### AIM OF THE TASK
In the listing below, locate the lines that hold "color" and copy them.

┌─ SUPPLIED MATERIAL

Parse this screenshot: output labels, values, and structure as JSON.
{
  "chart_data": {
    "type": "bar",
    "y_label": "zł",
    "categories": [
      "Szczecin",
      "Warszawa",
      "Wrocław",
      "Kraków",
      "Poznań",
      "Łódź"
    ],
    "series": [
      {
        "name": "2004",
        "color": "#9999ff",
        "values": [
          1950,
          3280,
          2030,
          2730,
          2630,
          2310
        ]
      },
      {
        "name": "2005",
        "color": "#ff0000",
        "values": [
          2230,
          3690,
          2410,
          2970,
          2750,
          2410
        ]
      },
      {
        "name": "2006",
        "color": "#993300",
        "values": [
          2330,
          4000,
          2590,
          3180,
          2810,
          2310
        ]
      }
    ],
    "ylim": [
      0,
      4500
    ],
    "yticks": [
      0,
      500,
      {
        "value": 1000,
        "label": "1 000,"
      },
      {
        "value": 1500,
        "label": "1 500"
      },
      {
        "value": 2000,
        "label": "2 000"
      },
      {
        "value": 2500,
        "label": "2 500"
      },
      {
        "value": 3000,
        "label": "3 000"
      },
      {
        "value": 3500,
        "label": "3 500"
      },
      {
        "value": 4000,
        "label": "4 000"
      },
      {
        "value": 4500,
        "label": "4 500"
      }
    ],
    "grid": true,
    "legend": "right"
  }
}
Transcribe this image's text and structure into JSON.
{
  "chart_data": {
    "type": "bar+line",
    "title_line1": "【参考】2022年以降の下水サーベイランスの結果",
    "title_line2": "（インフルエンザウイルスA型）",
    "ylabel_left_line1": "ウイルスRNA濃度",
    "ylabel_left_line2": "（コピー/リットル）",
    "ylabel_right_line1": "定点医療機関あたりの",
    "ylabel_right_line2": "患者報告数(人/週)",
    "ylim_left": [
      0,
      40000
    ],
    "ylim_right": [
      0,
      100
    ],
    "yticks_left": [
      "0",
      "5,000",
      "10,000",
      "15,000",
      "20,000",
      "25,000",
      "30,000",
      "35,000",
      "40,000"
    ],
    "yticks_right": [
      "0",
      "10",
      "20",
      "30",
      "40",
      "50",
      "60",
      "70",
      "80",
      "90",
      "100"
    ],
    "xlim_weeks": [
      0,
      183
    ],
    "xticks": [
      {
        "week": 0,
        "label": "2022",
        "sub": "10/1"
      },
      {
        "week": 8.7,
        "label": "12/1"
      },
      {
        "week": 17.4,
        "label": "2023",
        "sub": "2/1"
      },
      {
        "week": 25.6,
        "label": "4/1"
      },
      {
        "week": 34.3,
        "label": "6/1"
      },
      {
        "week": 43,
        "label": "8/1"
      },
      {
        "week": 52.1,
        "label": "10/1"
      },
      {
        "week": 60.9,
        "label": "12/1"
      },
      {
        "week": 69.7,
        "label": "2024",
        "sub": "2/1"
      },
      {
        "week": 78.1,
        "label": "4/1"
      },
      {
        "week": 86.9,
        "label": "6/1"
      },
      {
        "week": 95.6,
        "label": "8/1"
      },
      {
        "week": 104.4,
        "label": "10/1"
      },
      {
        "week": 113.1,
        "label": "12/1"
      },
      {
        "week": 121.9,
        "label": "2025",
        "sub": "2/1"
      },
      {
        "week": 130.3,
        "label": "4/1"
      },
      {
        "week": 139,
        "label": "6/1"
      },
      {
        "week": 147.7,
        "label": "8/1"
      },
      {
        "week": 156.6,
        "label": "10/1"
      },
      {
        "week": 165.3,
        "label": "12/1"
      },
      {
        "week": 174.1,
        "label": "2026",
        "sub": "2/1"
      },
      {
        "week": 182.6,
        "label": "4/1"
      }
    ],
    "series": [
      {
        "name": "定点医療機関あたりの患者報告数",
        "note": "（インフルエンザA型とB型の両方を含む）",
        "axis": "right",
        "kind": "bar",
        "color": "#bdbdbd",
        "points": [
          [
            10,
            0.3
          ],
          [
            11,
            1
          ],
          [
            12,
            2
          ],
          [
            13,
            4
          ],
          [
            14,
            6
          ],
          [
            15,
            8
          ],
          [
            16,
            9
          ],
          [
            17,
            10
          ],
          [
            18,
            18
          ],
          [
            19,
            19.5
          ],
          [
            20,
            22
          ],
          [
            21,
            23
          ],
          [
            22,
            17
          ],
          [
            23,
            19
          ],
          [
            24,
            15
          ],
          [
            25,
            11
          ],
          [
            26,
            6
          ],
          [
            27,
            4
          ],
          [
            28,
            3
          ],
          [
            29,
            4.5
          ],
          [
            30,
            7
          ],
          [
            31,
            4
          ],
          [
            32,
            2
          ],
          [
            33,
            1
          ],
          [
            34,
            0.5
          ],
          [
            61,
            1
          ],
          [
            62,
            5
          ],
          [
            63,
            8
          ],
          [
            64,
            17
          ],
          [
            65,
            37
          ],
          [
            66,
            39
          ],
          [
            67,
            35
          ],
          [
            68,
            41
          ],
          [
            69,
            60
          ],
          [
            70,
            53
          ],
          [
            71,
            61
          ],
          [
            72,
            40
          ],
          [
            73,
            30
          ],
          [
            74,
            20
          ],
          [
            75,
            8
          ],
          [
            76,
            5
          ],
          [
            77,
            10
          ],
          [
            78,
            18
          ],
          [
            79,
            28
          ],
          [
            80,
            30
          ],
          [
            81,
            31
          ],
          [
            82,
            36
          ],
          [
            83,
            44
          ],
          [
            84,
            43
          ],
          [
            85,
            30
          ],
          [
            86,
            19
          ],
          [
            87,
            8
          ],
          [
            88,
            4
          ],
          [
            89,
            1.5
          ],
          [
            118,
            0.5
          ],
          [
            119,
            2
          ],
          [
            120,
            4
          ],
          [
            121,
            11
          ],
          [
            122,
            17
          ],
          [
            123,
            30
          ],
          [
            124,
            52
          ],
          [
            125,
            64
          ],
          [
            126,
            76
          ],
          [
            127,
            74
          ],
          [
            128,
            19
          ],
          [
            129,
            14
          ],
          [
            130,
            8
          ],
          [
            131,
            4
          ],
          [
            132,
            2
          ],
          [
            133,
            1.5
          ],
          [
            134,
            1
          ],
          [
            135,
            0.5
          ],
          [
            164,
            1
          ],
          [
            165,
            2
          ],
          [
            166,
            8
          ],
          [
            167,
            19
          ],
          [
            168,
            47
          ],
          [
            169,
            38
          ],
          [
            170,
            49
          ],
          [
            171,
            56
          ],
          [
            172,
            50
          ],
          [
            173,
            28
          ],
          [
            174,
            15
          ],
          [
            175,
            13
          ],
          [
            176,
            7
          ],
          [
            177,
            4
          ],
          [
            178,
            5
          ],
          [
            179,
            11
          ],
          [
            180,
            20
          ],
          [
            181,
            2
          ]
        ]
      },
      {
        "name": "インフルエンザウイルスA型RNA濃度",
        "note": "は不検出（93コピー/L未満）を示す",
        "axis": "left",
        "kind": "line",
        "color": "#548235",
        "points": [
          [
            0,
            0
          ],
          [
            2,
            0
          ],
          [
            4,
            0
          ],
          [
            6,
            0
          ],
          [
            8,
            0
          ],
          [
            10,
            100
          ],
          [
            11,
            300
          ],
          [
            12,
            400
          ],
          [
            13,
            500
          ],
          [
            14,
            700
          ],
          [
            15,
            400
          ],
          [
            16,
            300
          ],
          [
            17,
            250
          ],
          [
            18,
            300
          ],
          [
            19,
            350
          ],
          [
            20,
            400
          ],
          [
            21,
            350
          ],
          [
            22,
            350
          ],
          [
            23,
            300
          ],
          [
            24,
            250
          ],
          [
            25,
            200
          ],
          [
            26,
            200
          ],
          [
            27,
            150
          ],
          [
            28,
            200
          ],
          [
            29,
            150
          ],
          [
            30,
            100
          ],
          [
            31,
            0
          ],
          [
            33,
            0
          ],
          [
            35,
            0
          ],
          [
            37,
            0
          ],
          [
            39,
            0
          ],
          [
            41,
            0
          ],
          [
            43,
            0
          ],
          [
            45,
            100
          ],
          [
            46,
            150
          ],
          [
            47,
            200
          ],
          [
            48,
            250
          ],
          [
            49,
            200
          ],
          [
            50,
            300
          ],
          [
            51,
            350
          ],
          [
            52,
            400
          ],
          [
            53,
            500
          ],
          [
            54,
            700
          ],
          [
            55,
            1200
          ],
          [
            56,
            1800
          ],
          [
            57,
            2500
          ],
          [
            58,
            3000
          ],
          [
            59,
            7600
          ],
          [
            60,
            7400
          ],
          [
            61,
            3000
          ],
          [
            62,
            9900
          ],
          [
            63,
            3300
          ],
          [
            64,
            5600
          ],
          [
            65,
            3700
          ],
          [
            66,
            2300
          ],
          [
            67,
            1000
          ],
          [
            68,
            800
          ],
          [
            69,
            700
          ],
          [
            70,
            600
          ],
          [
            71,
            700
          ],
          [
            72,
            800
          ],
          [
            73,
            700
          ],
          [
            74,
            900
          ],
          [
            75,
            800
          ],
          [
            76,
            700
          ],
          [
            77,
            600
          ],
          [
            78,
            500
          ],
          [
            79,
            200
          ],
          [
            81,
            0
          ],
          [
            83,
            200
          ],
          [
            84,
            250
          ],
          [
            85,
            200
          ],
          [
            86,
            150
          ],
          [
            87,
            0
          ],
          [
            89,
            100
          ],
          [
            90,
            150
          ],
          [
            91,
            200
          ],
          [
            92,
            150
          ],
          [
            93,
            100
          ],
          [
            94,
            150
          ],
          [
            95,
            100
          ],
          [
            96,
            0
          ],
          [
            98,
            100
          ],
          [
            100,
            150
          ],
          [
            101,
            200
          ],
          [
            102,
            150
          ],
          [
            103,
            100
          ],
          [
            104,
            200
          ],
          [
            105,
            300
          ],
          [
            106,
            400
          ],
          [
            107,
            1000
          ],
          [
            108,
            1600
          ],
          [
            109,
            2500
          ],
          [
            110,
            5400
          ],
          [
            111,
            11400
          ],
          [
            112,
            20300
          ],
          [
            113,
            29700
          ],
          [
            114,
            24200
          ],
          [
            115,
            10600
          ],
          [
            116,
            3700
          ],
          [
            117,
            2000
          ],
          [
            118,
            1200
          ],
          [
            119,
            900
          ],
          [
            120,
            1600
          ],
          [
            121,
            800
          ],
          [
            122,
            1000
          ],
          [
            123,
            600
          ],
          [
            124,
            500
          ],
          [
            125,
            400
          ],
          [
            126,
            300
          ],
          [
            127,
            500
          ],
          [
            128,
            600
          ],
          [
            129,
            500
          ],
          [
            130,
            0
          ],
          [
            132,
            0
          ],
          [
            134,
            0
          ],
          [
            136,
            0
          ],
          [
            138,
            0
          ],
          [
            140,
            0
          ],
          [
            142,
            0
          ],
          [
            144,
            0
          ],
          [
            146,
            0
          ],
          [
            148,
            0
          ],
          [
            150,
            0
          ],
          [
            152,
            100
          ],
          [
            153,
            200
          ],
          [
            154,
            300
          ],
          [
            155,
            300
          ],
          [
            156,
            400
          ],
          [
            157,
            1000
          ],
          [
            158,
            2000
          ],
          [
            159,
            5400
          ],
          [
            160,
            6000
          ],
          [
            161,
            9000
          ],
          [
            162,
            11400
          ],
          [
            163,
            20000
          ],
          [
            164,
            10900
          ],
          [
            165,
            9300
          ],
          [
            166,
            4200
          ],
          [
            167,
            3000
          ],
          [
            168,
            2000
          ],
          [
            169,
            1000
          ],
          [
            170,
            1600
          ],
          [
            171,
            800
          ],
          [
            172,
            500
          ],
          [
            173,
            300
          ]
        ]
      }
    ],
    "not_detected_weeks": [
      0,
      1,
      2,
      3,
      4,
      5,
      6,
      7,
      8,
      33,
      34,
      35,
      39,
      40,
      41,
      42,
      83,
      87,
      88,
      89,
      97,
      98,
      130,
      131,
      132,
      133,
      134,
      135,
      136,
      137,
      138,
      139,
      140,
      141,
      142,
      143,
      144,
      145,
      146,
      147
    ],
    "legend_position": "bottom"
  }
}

└─

### FULL RESPONSE
        "color": "#9999ff",
        "color": "#ff0000",
        "color": "#993300",
        "color": "#bdbdbd",
        "color": "#548235",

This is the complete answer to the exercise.